▸ **Task instructions**:
From the listing below, pick out each line with the word "date".

▸ **Data lines**:

>>>

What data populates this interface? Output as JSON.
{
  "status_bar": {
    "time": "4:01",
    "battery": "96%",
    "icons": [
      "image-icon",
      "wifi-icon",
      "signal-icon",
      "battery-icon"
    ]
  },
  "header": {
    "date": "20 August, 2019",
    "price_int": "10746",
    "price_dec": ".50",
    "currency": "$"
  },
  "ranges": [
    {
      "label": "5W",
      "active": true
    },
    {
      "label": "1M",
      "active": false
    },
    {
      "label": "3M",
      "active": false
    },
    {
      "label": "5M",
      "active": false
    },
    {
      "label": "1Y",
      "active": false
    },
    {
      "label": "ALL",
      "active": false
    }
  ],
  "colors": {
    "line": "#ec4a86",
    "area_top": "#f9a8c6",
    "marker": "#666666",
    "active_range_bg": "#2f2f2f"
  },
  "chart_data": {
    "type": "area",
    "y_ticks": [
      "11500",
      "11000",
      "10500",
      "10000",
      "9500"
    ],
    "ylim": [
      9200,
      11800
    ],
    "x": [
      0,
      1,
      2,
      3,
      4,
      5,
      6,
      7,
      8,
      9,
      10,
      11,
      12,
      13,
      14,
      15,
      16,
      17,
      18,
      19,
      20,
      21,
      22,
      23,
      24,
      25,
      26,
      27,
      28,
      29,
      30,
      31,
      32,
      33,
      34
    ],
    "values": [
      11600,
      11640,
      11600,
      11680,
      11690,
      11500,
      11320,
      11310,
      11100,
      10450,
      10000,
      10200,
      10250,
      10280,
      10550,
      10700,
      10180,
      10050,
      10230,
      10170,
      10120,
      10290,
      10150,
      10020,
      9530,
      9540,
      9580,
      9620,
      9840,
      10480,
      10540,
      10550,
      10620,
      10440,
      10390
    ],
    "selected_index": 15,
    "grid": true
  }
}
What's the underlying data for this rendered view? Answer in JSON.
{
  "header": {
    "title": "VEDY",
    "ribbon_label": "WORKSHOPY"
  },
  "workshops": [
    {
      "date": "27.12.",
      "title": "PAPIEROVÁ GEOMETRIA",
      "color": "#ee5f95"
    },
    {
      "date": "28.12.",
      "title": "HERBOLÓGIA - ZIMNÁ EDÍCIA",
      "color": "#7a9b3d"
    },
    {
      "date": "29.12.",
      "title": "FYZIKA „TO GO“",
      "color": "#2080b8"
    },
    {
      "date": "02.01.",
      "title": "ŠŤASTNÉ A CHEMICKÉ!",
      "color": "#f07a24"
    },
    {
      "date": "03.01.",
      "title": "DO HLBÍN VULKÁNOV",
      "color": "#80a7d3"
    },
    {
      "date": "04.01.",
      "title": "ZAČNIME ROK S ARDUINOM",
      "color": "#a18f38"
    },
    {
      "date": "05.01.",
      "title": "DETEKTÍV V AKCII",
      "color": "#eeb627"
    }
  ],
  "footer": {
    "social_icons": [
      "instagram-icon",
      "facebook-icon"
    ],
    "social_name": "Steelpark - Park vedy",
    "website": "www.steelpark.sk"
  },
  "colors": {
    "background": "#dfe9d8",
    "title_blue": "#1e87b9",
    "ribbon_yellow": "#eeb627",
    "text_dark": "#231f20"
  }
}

<<<

▸ **Result for this exercise**:
    "date": "20 August, 2019",
      "date": "27.12.",
      "date": "28.12.",
      "date": "29.12.",
      "date": "02.01.",
      "date": "03.01.",
      "date": "04.01.",
      "date": "05.01.",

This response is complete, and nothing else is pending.